◆ **REQUIREMENT**:
The records are to be restated in their entirety, word for word.

— begin DATA ENTRIES —

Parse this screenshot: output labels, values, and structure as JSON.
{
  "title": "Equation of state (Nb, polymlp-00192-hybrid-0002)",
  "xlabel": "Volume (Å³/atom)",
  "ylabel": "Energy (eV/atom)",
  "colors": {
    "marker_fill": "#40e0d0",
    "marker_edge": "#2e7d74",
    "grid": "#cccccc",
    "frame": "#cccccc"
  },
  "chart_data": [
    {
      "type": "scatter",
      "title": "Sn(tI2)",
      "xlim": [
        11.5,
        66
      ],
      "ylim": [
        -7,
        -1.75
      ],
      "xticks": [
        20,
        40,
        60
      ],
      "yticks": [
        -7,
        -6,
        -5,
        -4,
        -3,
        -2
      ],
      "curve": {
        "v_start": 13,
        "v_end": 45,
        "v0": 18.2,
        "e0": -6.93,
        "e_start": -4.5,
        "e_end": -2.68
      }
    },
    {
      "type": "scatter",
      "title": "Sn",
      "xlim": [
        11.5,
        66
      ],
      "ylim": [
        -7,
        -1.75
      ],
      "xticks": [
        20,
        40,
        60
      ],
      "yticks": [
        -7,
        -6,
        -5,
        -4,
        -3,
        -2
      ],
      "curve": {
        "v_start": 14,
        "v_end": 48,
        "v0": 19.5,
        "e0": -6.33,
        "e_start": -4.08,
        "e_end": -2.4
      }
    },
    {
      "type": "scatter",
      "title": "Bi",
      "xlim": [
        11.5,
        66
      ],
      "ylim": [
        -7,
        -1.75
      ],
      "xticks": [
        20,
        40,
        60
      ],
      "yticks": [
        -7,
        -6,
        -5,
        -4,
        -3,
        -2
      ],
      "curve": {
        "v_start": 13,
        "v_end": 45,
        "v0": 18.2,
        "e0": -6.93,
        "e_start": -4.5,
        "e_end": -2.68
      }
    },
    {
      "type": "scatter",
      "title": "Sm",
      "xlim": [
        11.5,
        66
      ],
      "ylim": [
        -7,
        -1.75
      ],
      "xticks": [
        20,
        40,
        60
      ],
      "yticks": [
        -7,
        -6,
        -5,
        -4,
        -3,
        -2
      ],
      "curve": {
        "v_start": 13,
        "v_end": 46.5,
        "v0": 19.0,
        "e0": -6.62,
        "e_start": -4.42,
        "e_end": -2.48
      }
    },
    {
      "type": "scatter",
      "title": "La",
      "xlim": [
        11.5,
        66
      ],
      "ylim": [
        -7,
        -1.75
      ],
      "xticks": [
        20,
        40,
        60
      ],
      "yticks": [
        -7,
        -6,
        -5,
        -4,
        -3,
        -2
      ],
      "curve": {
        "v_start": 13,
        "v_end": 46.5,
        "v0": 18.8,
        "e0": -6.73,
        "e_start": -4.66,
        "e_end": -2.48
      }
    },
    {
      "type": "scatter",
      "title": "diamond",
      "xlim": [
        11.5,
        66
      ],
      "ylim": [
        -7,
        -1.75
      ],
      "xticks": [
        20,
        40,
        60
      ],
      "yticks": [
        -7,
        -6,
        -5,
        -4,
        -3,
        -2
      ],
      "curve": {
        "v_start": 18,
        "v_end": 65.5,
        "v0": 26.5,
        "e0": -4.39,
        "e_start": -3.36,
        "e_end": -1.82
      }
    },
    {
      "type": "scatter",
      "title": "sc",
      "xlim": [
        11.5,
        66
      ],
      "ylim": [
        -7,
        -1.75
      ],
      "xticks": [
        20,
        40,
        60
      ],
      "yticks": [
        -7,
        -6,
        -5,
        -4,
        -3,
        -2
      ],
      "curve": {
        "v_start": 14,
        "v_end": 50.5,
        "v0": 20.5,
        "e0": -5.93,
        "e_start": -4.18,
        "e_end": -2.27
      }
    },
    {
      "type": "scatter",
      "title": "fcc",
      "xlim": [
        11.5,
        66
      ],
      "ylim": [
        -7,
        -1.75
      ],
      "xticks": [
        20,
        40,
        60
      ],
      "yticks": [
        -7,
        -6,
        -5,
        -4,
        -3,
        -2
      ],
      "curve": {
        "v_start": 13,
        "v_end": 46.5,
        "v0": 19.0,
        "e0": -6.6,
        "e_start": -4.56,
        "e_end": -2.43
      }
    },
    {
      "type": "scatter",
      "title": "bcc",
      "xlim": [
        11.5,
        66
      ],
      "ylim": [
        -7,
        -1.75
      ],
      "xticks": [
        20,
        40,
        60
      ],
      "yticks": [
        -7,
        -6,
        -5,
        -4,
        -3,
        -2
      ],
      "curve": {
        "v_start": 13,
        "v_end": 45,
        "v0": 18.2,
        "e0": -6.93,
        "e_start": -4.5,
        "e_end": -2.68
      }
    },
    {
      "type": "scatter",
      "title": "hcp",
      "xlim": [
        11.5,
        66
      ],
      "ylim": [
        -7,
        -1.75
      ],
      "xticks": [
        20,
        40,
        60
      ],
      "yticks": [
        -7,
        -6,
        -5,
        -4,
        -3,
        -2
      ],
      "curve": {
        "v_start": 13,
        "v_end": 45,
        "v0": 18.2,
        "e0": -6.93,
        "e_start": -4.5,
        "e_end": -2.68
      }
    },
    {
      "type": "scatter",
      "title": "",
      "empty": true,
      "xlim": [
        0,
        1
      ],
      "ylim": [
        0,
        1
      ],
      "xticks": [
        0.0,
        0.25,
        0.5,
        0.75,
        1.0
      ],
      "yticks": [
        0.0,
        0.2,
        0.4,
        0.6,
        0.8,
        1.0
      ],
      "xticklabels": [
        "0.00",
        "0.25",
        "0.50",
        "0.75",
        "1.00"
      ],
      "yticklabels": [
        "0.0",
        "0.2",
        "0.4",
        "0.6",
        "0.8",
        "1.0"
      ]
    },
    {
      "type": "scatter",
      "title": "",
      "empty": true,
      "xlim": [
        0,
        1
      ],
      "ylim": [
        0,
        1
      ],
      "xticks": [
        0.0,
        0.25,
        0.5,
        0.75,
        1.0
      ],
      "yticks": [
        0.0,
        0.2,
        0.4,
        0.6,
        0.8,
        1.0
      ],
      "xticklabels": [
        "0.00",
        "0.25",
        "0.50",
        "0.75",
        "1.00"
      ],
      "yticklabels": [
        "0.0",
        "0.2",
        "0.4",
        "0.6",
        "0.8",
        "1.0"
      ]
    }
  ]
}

— end DATA ENTRIES —

◆ **FULL ANSWER**:
Parse this screenshot: output labels, values, and structure as JSON.
{
  "title": "Equation of state (Nb, polymlp-00192-hybrid-0002)",
  "xlabel": "Volume (Å³/atom)",
  "ylabel": "Energy (eV/atom)",
  "colors": {
    "marker_fill": "#40e0d0",
    "marker_edge": "#2e7d74",
    "grid": "#cccccc",
    "frame": "#cccccc"
  },
  "chart_data": [
    {
      "type": "scatter",
      "title": "Sn(tI2)",
      "xlim": [
        11.5,
        66
      ],
      "ylim": [
        -7,
        -1.75
      ],
      "xticks": [
        20,
        40,
        60
      ],
      "yticks": [
        -7,
        -6,
        -5,
        -4,
        -3,
        -2
      ],
      "curve": {
        "v_start": 13,
        "v_end": 45,
        "v0": 18.2,
        "e0": -6.93,
        "e_start": -4.5,
        "e_end": -2.68
      }
    },
    {
      "type": "scatter",
      "title": "Sn",
      "xlim": [
        11.5,
        66
      ],
      "ylim": [
        -7,
        -1.75
      ],
      "xticks": [
        20,
        40,
        60
      ],
      "yticks": [
        -7,
        -6,
        -5,
        -4,
        -3,
        -2
      ],
      "curve": {
        "v_start": 14,
        "v_end": 48,
        "v0": 19.5,
        "e0": -6.33,
        "e_start": -4.08,
        "e_end": -2.4
      }
    },
    {
      "type": "scatter",
      "title": "Bi",
      "xlim": [
        11.5,
        66
      ],
      "ylim": [
        -7,
        -1.75
      ],
      "xticks": [
        20,
        40,
        60
      ],
      "yticks": [
        -7,
        -6,
        -5,
        -4,
        -3,
        -2
      ],
      "curve": {
        "v_start": 13,
        "v_end": 45,
        "v0": 18.2,
        "e0": -6.93,
        "e_start": -4.5,
        "e_end": -2.68
      }
    },
    {
      "type": "scatter",
      "title": "Sm",
      "xlim": [
        11.5,
        66
      ],
      "ylim": [
        -7,
        -1.75
      ],
      "xticks": [
        20,
        40,
        60
      ],
      "yticks": [
        -7,
        -6,
        -5,
        -4,
        -3,
        -2
      ],
      "curve": {
        "v_start": 13,
        "v_end": 46.5,
        "v0": 19.0,
        "e0": -6.62,
        "e_start": -4.42,
        "e_end": -2.48
      }
    },
    {
      "type": "scatter",
      "title": "La",
      "xlim": [
        11.5,
        66
      ],
      "ylim": [
        -7,
        -1.75
      ],
      "xticks": [
        20,
        40,
        60
      ],
      "yticks": [
        -7,
        -6,
        -5,
        -4,
        -3,
        -2
      ],
      "curve": {
        "v_start": 13,
        "v_end": 46.5,
        "v0": 18.8,
        "e0": -6.73,
        "e_start": -4.66,
        "e_end": -2.48
      }
    },
    {
      "type": "scatter",
      "title": "diamond",
      "xlim": [
        11.5,
        66
      ],
      "ylim": [
        -7,
        -1.75
      ],
      "xticks": [
        20,
        40,
        60
      ],
      "yticks": [
        -7,
        -6,
        -5,
        -4,
        -3,
        -2
      ],
      "curve": {
        "v_start": 18,
        "v_end": 65.5,
        "v0": 26.5,
        "e0": -4.39,
        "e_start": -3.36,
        "e_end": -1.82
      }
    },
    {
      "type": "scatter",
      "title": "sc",
      "xlim": [
        11.5,
        66
      ],
      "ylim": [
        -7,
        -1.75
      ],
      "xticks": [
        20,
        40,
        60
      ],
      "yticks": [
        -7,
        -6,
        -5,
        -4,
        -3,
        -2
      ],
      "curve": {
        "v_start": 14,
        "v_end": 50.5,
        "v0": 20.5,
        "e0": -5.93,
        "e_start": -4.18,
        "e_end": -2.27
      }
    },
    {
      "type": "scatter",
      "title": "fcc",
      "xlim": [
        11.5,
        66
      ],
      "ylim": [
        -7,
        -1.75
      ],
      "xticks": [
        20,
        40,
        60
      ],
      "yticks": [
        -7,
        -6,
        -5,
        -4,
        -3,
        -2
      ],
      "curve": {
        "v_start": 13,
        "v_end": 46.5,
        "v0": 19.0,
        "e0": -6.6,
        "e_start": -4.56,
        "e_end": -2.43
      }
    },
    {
      "type": "scatter",
      "title": "bcc",
      "xlim": [
        11.5,
        66
      ],
      "ylim": [
        -7,
        -1.75
      ],
      "xticks": [
        20,
        40,
        60
      ],
      "yticks": [
        -7,
        -6,
        -5,
        -4,
        -3,
        -2
      ],
      "curve": {
        "v_start": 13,
        "v_end": 45,
        "v0": 18.2,
        "e0": -6.93,
        "e_start": -4.5,
        "e_end": -2.68
      }
    },
    {
      "type": "scatter",
      "title": "hcp",
      "xlim": [
        11.5,
        66
      ],
      "ylim": [
        -7,
        -1.75
      ],
      "xticks": [
        20,
        40,
        60
      ],
      "yticks": [
        -7,
        -6,
        -5,
        -4,
        -3,
        -2
      ],
      "curve": {
        "v_start": 13,
        "v_end": 45,
        "v0": 18.2,
        "e0": -6.93,
        "e_start": -4.5,
        "e_end": -2.68
      }
    },
    {
      "type": "scatter",
      "title": "",
      "empty": true,
      "xlim": [
        0,
        1
      ],
      "ylim": [
        0,
        1
      ],
      "xticks": [
        0.0,
        0.25,
        0.5,
        0.75,
        1.0
      ],
      "yticks": [
        0.0,
        0.2,
        0.4,
        0.6,
        0.8,
        1.0
      ],
      "xticklabels": [
        "0.00",
        "0.25",
        "0.50",
        "0.75",
        "1.00"
      ],
      "yticklabels": [
        "0.0",
        "0.2",
        "0.4",
        "0.6",
        "0.8",
        "1.0"
      ]
    },
    {
      "type": "scatter",
      "title": "",
      "empty": true,
      "xlim": [
        0,
        1
      ],
      "ylim": [
        0,
        1
      ],
      "xticks": [
        0.0,
        0.25,
        0.5,
        0.75,
        1.0
      ],
      "yticks": [
        0.0,
        0.2,
        0.4,
        0.6,
        0.8,
        1.0
      ],
      "xticklabels": [
        "0.00",
        "0.25",
        "0.50",
        "0.75",
        "1.00"
      ],
      "yticklabels": [
        "0.0",
        "0.2",
        "0.4",
        "0.6",
        "0.8",
        "1.0"
      ]
    }
  ]
}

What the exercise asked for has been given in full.